╭─ SUPPLIED DATA

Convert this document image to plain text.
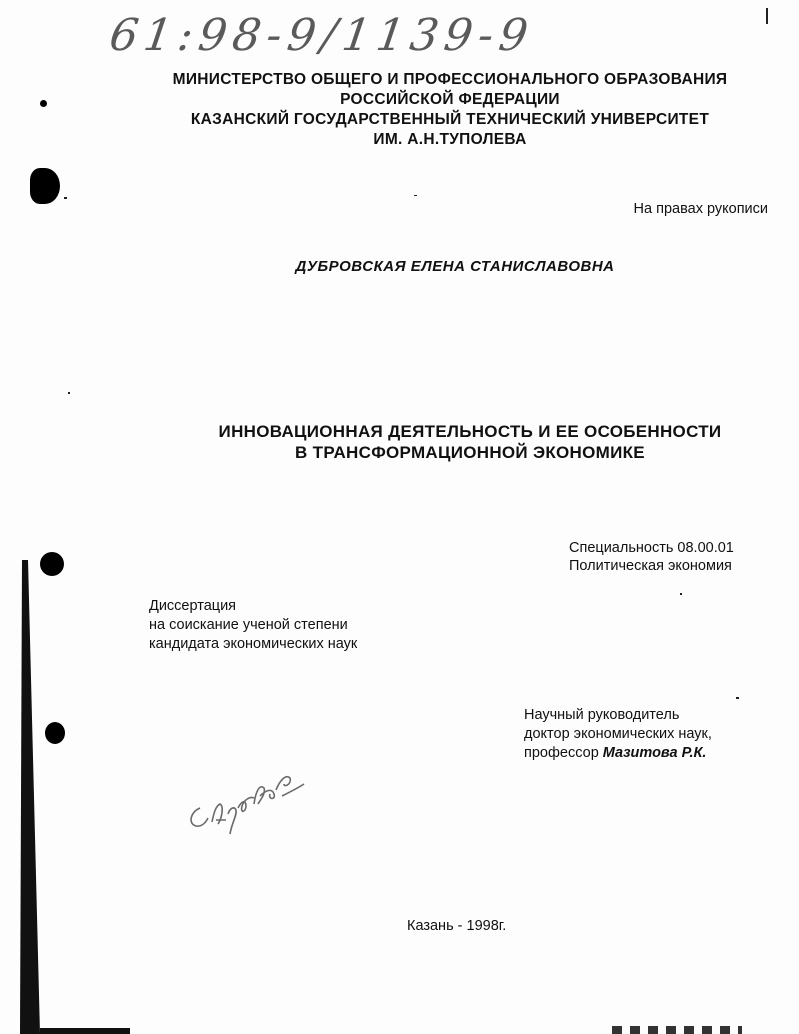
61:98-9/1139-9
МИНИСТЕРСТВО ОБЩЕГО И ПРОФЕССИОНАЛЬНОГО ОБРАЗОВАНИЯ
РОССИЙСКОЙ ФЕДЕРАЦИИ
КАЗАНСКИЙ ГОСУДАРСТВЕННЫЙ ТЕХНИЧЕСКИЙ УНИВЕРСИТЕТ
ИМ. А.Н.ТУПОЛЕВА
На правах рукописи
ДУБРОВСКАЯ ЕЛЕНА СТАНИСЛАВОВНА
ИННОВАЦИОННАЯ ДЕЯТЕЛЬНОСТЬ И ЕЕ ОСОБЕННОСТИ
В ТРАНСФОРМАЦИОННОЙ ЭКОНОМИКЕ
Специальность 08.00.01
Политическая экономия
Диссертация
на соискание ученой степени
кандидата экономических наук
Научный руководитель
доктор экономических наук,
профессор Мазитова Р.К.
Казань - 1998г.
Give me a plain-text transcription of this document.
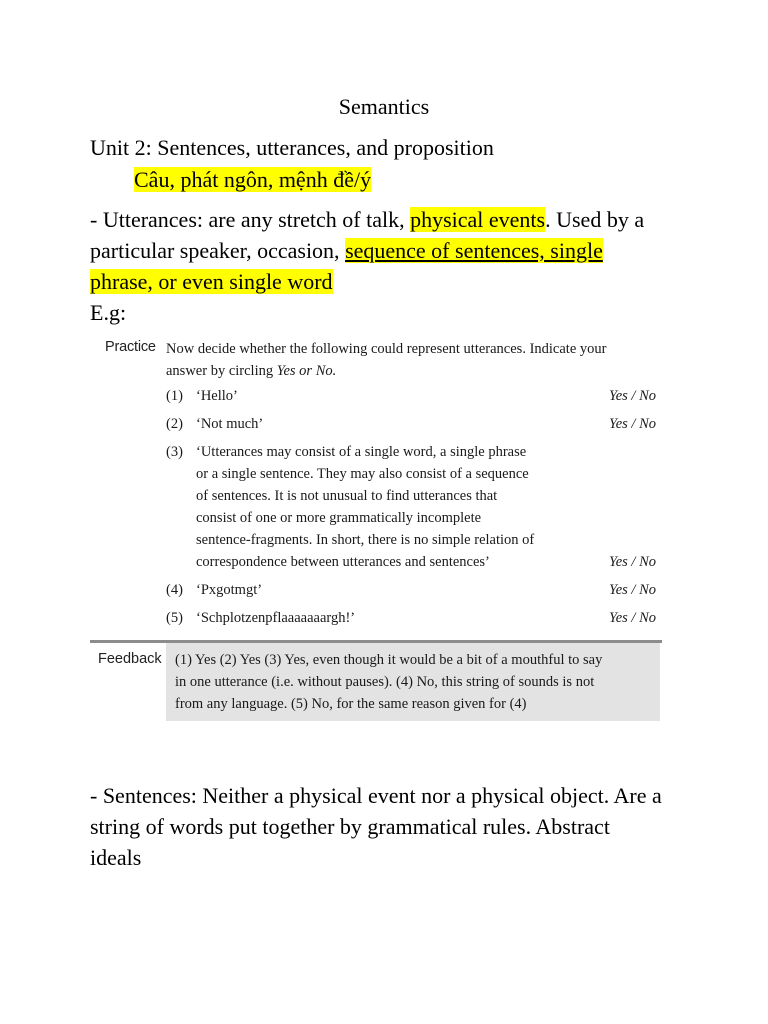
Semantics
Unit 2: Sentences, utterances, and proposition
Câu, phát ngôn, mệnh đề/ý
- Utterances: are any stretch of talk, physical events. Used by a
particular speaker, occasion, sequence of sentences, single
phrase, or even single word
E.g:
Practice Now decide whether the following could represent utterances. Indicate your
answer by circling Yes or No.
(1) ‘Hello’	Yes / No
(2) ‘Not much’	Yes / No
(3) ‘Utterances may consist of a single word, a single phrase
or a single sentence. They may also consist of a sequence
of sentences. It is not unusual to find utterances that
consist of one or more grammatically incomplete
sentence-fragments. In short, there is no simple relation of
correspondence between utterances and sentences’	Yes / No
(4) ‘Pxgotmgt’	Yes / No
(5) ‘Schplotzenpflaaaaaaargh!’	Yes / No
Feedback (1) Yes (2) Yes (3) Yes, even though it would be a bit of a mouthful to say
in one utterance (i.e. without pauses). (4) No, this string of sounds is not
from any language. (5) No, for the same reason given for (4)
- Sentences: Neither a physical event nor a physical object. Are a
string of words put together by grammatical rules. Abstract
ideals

╰─
╭─ SUPPLIED DATA

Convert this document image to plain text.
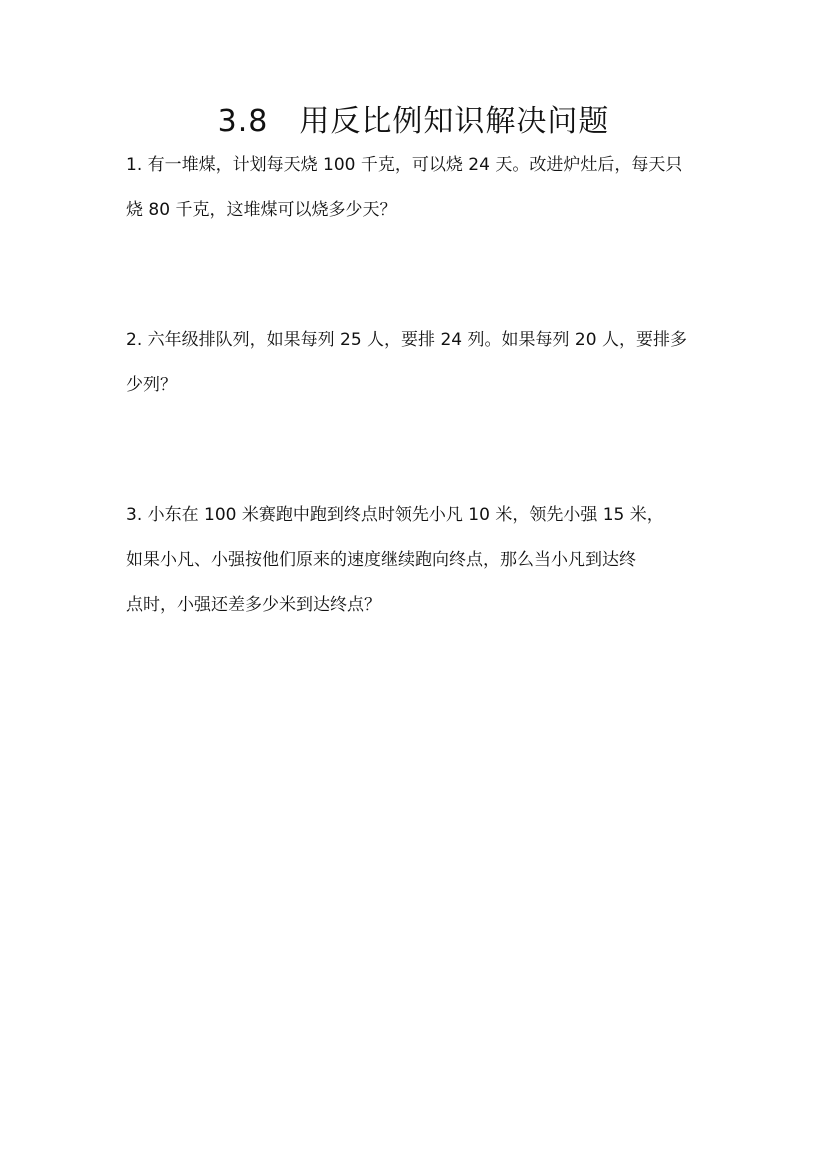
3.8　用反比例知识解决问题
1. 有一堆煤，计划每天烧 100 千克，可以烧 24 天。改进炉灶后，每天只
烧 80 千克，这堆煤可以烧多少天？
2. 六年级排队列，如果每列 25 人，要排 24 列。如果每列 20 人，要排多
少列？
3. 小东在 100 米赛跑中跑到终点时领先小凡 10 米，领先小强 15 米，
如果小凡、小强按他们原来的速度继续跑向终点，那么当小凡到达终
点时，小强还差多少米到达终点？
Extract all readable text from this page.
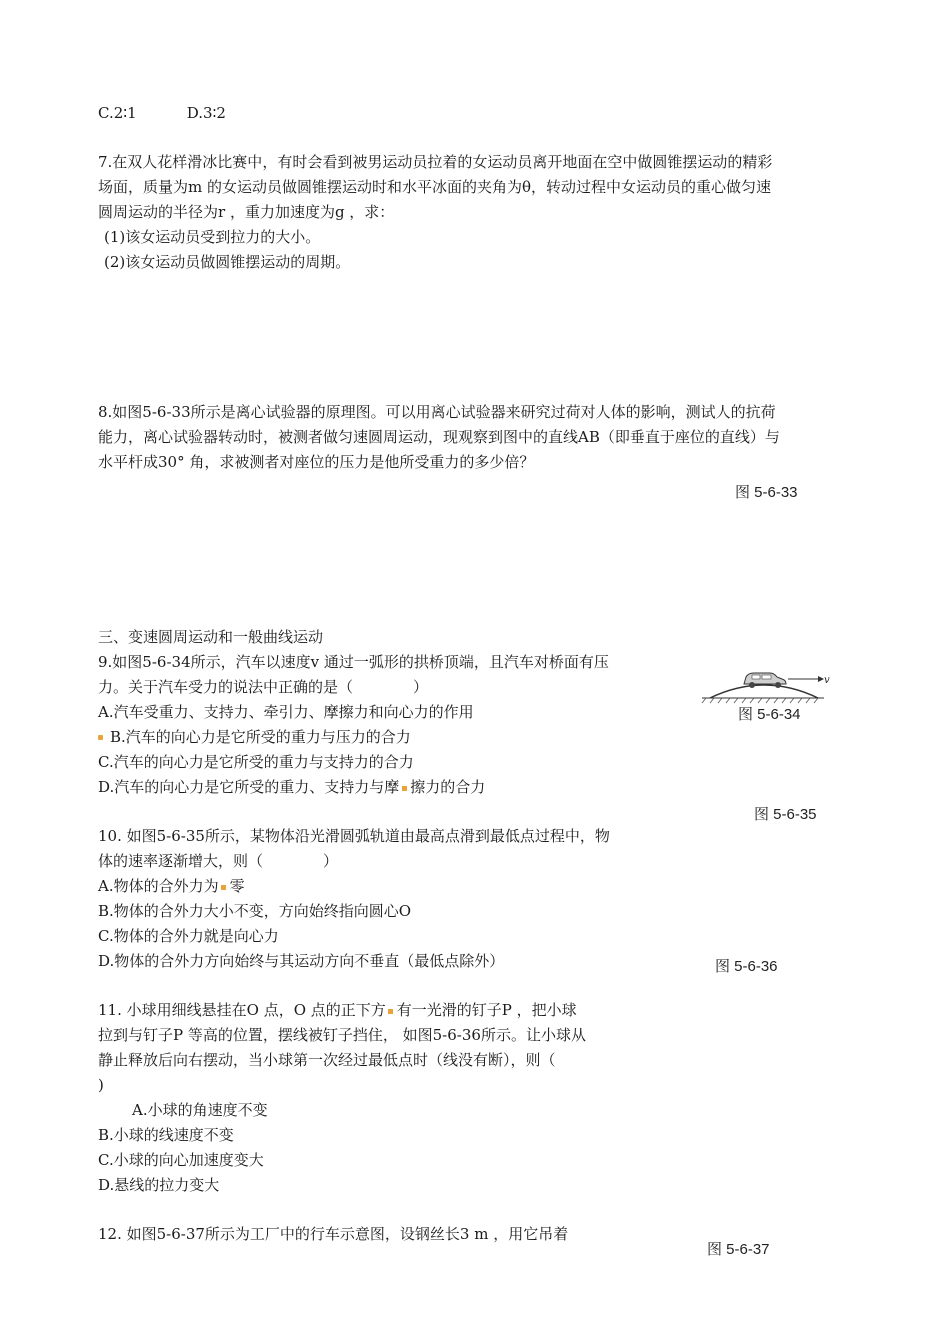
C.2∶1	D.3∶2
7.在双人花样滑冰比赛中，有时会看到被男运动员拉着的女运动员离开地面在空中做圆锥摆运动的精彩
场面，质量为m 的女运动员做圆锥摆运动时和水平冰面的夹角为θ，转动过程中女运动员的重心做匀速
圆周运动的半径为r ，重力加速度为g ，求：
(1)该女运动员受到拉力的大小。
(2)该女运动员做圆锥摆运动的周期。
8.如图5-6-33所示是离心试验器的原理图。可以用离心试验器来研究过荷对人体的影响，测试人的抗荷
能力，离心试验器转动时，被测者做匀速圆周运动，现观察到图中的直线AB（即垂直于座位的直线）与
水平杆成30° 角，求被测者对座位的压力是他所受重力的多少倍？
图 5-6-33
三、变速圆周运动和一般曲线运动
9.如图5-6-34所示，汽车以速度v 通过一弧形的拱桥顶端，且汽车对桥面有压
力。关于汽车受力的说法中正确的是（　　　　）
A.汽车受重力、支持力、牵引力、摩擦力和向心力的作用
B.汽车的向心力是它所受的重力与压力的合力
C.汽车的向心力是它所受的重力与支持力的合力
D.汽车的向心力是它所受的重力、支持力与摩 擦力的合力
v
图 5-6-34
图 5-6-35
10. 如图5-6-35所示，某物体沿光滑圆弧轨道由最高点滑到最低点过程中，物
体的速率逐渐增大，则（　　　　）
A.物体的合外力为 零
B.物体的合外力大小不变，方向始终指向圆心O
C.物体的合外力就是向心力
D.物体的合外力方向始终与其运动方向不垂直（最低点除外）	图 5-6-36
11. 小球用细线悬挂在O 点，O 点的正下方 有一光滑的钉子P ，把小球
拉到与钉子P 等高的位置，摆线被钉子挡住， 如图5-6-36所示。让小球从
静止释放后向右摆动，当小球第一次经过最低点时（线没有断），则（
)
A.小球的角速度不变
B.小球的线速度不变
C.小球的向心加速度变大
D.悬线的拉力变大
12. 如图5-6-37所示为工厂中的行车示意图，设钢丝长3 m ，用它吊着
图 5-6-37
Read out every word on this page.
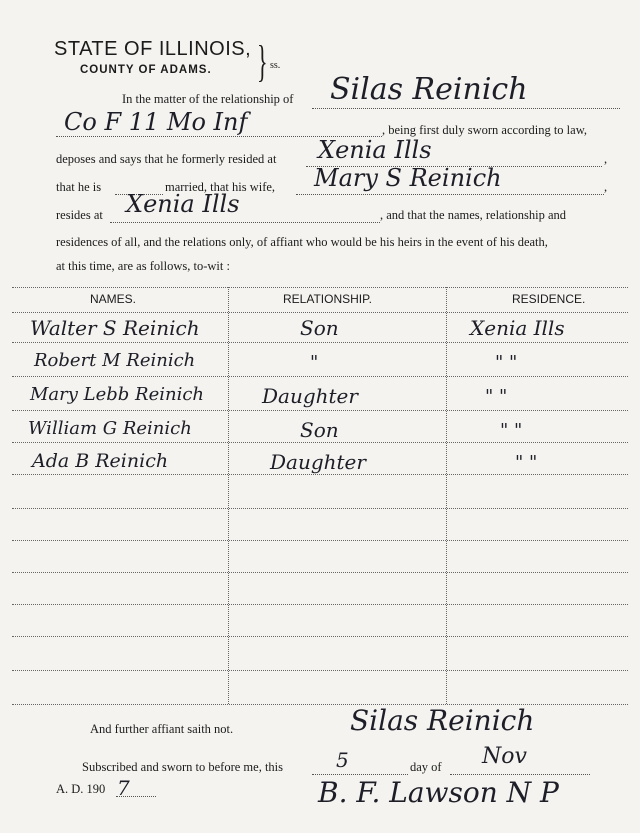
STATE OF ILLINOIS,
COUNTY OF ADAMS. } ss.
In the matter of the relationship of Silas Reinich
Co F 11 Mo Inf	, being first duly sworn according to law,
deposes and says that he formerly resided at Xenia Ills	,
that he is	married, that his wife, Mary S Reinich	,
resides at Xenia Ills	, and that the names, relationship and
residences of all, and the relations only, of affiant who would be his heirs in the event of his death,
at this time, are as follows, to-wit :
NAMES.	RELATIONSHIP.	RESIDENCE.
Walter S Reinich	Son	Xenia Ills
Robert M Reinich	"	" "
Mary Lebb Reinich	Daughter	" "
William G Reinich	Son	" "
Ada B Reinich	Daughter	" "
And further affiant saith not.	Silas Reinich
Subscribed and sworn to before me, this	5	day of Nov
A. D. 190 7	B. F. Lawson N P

╰─
╭─ SUPPLIED DATA

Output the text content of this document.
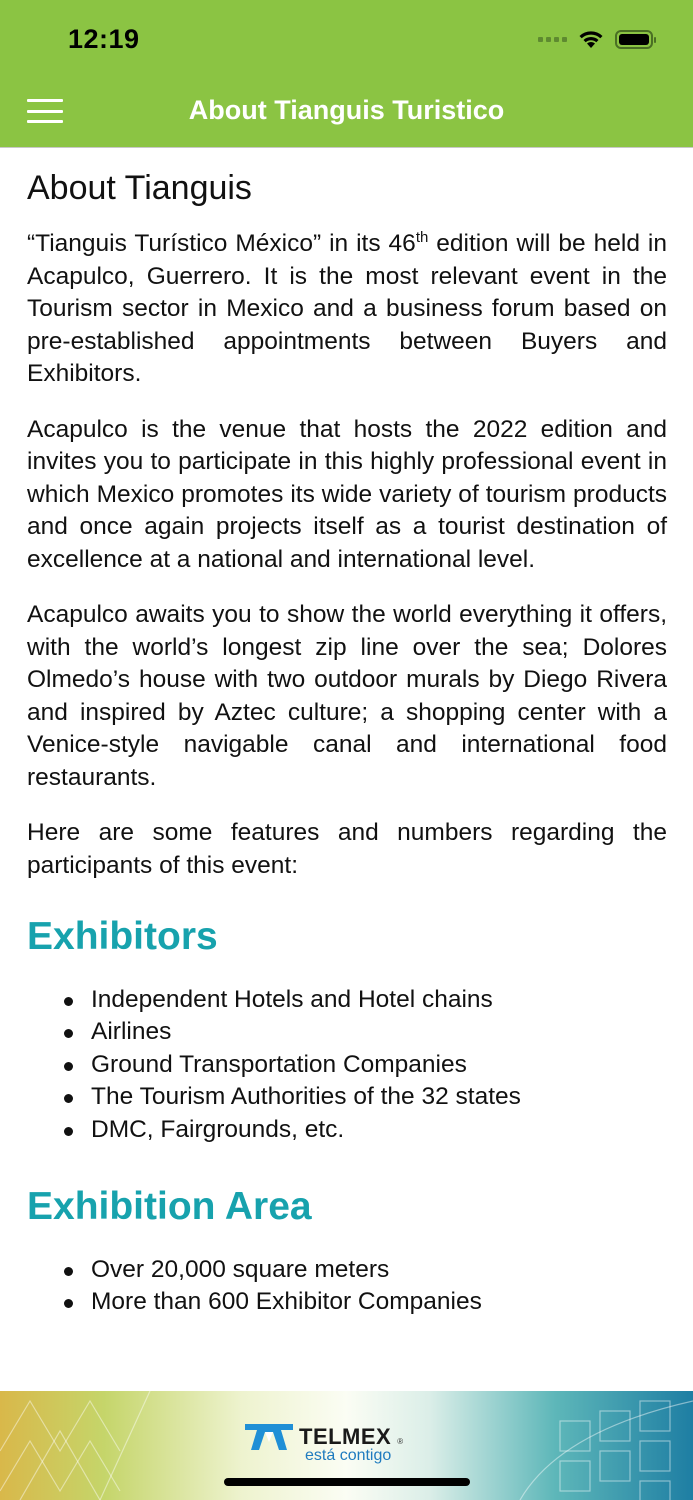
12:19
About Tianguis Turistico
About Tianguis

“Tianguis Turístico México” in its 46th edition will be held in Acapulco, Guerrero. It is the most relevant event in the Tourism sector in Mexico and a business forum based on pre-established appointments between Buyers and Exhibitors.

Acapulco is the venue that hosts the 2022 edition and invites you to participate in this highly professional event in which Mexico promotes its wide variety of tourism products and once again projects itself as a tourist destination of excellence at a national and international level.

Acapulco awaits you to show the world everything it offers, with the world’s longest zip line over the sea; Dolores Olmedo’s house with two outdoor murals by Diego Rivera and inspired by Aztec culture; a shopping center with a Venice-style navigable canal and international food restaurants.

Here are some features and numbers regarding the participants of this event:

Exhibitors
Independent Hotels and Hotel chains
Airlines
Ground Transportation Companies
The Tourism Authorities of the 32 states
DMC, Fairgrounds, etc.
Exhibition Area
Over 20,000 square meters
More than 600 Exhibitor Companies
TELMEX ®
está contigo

╰─

**EXERCISE GOAL**
From the entries above, copy every line that holds the word "экономических".

**TASK SOLUTION**
кандидата экономических наук
доктор экономических наук,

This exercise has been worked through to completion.